— begin —

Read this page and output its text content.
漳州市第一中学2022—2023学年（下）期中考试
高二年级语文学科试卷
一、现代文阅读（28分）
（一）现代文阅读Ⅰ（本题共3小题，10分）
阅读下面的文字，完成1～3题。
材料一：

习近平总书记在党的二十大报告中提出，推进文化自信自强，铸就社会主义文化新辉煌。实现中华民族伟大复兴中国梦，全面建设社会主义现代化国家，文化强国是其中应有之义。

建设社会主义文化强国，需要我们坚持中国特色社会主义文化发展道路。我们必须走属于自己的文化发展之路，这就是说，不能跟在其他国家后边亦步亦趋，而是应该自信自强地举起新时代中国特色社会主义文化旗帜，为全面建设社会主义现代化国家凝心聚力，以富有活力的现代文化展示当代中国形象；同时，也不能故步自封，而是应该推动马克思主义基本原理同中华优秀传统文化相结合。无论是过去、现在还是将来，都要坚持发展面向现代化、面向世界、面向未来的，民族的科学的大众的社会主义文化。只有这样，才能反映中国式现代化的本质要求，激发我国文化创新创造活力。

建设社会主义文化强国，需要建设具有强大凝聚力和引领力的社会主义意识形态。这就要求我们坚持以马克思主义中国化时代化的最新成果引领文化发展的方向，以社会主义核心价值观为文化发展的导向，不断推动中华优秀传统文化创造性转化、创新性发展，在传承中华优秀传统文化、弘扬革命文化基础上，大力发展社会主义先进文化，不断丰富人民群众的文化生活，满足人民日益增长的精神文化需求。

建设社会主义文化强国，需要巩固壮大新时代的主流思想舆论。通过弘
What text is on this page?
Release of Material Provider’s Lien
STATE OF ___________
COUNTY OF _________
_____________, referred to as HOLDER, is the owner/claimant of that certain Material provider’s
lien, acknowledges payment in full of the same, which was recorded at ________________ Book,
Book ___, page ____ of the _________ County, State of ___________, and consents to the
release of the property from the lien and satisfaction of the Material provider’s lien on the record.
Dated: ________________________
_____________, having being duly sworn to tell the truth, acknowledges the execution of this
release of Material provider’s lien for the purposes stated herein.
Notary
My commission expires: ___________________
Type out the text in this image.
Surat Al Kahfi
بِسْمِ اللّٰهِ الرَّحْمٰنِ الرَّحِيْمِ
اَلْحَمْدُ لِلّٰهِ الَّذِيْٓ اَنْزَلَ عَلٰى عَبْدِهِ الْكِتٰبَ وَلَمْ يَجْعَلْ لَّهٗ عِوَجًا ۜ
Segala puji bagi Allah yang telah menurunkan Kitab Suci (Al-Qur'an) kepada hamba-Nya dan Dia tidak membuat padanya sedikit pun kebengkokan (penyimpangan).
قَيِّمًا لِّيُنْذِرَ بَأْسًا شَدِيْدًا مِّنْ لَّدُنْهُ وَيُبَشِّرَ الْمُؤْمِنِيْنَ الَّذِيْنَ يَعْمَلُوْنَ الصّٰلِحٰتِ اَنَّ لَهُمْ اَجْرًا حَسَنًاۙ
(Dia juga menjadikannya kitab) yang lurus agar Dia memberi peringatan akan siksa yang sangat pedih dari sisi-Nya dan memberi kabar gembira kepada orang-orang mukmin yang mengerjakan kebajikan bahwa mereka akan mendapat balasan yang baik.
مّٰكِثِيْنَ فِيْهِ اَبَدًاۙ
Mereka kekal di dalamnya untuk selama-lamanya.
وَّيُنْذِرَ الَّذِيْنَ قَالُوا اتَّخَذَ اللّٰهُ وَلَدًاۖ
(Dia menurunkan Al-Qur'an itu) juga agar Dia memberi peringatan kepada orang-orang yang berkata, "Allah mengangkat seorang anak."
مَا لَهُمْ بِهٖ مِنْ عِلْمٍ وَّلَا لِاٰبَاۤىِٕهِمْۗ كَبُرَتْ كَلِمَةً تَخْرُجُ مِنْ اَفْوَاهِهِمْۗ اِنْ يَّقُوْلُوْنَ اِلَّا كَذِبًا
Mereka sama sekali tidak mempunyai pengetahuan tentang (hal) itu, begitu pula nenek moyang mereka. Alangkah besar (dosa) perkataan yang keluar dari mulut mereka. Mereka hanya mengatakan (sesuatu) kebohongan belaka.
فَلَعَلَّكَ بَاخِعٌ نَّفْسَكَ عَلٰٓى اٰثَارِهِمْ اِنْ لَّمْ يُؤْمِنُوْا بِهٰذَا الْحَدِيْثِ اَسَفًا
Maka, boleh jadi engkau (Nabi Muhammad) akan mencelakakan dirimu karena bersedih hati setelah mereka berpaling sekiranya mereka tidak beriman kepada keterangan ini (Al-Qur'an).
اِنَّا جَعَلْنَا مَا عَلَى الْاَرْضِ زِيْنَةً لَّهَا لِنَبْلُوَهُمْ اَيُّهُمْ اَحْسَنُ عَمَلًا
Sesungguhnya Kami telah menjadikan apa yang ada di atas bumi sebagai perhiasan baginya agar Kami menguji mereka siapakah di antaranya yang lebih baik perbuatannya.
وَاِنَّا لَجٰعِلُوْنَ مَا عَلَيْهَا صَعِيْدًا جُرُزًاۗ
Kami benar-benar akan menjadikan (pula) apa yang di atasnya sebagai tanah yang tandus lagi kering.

— end —

- [GOAL OF THE EXERCISE]
From the entries above, copy every line containing the word "Material".

- [EXERCISE OUTPUT]
Release of Material Provider’s Lien
_____________, referred to as HOLDER, is the owner/claimant of that certain Material provider’s
release of the property from the lien and satisfaction of the Material provider’s lien on the record.
release of Material provider’s lien for the purposes stated herein.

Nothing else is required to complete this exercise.